[What is expected] Each line below should be retyped exactly, with no pictures.

A block of data
________

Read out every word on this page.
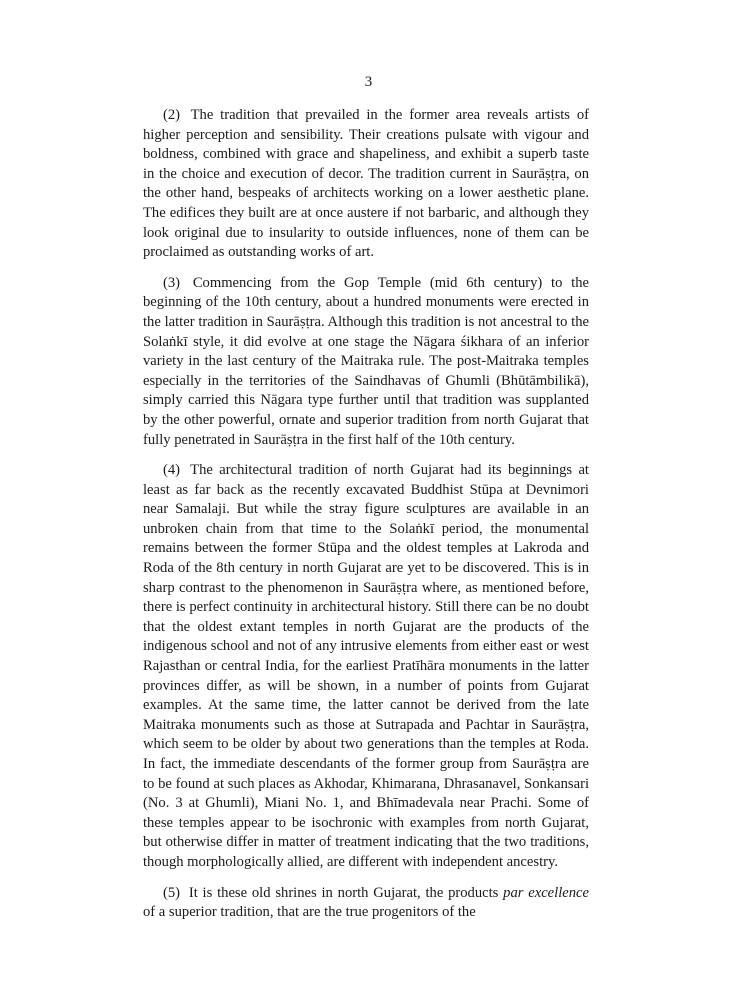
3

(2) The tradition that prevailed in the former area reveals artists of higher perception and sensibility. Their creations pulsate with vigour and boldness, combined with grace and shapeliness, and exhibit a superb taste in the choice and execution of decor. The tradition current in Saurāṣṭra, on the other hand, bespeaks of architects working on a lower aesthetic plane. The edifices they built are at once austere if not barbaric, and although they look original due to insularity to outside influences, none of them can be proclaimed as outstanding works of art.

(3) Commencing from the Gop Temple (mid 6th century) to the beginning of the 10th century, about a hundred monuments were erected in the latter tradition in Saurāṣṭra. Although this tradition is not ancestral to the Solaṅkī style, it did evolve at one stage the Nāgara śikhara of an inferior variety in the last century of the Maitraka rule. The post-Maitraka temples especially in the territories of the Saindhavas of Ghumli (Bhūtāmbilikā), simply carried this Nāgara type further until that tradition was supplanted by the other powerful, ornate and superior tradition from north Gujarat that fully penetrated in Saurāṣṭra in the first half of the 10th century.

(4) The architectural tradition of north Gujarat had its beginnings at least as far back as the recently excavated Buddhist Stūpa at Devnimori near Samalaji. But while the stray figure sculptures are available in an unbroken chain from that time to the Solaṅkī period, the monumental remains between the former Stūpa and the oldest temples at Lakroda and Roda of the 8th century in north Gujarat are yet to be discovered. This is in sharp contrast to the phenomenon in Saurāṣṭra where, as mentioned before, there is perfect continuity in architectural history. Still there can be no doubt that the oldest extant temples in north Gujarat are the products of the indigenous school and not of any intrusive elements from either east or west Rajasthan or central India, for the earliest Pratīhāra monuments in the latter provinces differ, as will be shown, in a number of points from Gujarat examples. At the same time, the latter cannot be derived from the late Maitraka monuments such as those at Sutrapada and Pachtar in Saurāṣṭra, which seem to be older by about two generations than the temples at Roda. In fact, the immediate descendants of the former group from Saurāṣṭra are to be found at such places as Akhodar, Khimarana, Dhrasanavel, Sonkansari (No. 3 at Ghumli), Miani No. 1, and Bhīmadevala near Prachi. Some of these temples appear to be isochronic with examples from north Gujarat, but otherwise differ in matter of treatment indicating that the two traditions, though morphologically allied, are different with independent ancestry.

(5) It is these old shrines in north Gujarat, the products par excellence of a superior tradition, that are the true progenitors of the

________

[Task output]
Read out every word on this page.
3

(2) The tradition that prevailed in the former area reveals artists of higher perception and sensibility. Their creations pulsate with vigour and boldness, combined with grace and shapeliness, and exhibit a superb taste in the choice and execution of decor. The tradition current in Saurāṣṭra, on the other hand, bespeaks of architects working on a lower aesthetic plane. The edifices they built are at once austere if not barbaric, and although they look original due to insularity to outside influences, none of them can be proclaimed as outstanding works of art.

(3) Commencing from the Gop Temple (mid 6th century) to the beginning of the 10th century, about a hundred monuments were erected in the latter tradition in Saurāṣṭra. Although this tradition is not ancestral to the Solaṅkī style, it did evolve at one stage the Nāgara śikhara of an inferior variety in the last century of the Maitraka rule. The post-Maitraka temples especially in the territories of the Saindhavas of Ghumli (Bhūtāmbilikā), simply carried this Nāgara type further until that tradition was supplanted by the other powerful, ornate and superior tradition from north Gujarat that fully penetrated in Saurāṣṭra in the first half of the 10th century.

(4) The architectural tradition of north Gujarat had its beginnings at least as far back as the recently excavated Buddhist Stūpa at Devnimori near Samalaji. But while the stray figure sculptures are available in an unbroken chain from that time to the Solaṅkī period, the monumental remains between the former Stūpa and the oldest temples at Lakroda and Roda of the 8th century in north Gujarat are yet to be discovered. This is in sharp contrast to the phenomenon in Saurāṣṭra where, as mentioned before, there is perfect continuity in architectural history. Still there can be no doubt that the oldest extant temples in north Gujarat are the products of the indigenous school and not of any intrusive elements from either east or west Rajasthan or central India, for the earliest Pratīhāra monuments in the latter provinces differ, as will be shown, in a number of points from Gujarat examples. At the same time, the latter cannot be derived from the late Maitraka monuments such as those at Sutrapada and Pachtar in Saurāṣṭra, which seem to be older by about two generations than the temples at Roda. In fact, the immediate descendants of the former group from Saurāṣṭra are to be found at such places as Akhodar, Khimarana, Dhrasanavel, Sonkansari (No. 3 at Ghumli), Miani No. 1, and Bhīmadevala near Prachi. Some of these temples appear to be isochronic with examples from north Gujarat, but otherwise differ in matter of treatment indicating that the two traditions, though morphologically allied, are different with independent ancestry.

(5) It is these old shrines in north Gujarat, the products par excellence of a superior tradition, that are the true progenitors of the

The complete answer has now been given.